Dataset records =>
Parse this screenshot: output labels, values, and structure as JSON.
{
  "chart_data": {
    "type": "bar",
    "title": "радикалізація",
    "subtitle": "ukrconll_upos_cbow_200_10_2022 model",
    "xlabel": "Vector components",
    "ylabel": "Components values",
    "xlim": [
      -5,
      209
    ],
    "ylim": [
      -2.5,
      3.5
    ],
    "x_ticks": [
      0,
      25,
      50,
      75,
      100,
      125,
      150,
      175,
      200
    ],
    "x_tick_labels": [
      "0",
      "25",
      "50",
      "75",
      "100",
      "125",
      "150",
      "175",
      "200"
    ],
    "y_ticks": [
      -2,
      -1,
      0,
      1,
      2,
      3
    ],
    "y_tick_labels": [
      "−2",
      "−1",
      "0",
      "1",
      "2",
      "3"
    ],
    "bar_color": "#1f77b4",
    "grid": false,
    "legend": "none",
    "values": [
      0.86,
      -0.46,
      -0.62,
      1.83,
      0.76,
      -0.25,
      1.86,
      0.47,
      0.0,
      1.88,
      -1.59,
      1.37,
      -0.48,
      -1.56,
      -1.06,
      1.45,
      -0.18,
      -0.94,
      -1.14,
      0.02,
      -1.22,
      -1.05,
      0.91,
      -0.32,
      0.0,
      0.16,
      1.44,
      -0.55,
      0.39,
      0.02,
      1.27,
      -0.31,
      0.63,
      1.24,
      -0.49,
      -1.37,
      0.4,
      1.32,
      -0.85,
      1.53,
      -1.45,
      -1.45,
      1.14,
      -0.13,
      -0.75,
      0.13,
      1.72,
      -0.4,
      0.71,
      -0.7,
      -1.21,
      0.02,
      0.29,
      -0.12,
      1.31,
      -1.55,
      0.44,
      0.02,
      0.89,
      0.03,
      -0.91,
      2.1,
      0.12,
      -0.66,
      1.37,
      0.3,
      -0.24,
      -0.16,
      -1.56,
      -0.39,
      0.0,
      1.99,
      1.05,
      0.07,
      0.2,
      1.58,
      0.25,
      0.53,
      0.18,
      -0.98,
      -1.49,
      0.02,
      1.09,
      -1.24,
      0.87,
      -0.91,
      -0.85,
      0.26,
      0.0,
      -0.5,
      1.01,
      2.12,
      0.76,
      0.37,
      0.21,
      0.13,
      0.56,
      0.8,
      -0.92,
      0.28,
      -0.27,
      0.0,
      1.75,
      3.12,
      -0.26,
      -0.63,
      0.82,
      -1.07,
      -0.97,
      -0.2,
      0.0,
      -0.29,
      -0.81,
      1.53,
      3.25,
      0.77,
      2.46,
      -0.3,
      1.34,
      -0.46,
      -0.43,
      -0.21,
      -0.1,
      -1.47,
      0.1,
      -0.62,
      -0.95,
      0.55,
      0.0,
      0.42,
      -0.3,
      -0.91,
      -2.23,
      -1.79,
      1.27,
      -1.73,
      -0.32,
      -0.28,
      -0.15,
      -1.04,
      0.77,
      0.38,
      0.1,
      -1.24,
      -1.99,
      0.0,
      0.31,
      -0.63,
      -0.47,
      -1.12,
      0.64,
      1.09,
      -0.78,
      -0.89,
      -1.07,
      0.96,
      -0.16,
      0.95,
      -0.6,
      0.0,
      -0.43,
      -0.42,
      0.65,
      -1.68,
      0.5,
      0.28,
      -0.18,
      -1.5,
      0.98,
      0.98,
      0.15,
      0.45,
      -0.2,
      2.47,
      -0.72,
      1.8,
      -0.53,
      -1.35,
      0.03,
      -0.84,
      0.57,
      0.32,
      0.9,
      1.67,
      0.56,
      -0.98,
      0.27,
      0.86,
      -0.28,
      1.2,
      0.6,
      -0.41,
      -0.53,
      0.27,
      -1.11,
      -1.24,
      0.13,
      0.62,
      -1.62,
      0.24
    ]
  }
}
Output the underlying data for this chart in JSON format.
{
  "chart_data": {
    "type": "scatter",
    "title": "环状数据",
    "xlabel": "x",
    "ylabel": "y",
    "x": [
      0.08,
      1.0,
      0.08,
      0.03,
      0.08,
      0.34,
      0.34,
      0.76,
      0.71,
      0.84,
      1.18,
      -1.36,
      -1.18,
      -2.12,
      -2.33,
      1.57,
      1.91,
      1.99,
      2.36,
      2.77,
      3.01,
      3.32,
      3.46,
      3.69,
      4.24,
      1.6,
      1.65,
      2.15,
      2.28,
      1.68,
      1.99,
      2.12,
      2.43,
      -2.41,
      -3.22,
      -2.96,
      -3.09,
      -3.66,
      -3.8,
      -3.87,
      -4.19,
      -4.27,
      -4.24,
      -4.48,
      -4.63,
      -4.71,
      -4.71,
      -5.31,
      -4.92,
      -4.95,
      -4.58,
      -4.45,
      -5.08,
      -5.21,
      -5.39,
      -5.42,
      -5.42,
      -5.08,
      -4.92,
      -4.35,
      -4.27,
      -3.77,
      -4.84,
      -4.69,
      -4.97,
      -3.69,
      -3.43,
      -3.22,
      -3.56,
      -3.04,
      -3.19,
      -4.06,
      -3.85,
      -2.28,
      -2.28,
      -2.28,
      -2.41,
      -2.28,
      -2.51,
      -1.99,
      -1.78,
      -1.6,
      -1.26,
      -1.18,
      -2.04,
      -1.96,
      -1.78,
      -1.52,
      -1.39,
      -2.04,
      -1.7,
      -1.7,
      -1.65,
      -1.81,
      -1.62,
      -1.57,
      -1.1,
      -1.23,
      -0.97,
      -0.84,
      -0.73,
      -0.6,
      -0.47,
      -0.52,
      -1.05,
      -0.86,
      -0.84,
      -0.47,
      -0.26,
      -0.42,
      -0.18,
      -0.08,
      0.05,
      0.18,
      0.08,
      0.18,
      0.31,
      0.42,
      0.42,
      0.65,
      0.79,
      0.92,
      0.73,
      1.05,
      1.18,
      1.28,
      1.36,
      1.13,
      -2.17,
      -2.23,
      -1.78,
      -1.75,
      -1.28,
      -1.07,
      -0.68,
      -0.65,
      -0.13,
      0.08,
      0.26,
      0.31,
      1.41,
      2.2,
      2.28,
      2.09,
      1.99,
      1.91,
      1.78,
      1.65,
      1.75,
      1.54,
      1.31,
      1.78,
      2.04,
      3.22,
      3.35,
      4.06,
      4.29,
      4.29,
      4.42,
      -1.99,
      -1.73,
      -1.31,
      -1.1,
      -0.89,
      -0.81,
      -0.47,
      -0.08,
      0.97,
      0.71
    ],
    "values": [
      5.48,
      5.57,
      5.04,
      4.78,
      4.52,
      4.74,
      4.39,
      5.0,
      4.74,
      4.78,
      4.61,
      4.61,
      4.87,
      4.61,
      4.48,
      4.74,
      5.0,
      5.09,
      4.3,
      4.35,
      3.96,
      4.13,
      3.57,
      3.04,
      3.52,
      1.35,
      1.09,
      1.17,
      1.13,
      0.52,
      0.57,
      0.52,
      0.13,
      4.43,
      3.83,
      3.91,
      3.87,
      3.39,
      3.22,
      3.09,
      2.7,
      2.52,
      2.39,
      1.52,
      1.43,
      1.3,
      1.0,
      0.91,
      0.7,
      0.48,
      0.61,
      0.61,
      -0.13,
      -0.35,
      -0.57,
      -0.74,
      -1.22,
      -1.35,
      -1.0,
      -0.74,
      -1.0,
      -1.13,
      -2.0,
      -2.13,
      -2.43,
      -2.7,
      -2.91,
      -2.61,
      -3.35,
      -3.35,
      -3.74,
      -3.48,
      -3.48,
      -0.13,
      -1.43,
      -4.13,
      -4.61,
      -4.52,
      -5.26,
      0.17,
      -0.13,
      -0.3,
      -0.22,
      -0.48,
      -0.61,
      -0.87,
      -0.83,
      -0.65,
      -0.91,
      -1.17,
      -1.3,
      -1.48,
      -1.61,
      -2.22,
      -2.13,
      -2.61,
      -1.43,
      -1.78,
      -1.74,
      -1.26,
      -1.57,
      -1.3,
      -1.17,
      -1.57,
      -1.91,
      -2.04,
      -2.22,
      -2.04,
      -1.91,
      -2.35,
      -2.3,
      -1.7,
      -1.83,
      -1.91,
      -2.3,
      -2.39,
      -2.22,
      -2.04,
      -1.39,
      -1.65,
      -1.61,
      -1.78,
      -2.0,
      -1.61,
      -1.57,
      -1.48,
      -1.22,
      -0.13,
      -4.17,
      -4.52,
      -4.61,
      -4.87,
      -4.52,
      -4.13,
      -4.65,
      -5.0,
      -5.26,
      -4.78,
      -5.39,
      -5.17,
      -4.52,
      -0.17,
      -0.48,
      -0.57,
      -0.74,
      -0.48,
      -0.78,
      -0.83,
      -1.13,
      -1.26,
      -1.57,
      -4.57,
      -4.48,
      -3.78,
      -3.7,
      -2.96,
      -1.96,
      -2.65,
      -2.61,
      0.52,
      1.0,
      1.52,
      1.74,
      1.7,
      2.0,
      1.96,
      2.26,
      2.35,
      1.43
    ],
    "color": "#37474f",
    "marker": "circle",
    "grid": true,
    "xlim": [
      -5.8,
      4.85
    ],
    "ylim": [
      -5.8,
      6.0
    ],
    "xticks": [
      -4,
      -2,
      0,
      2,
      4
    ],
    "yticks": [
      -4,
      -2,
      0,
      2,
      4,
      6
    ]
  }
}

What is needed =>
Search the lines above for the string "values" and copy each line that has it.

Solution for this exercise =>
Parse this screenshot: output labels, values, and structure as JSON.
    "ylabel": "Components values",
    "values": [
    "values": [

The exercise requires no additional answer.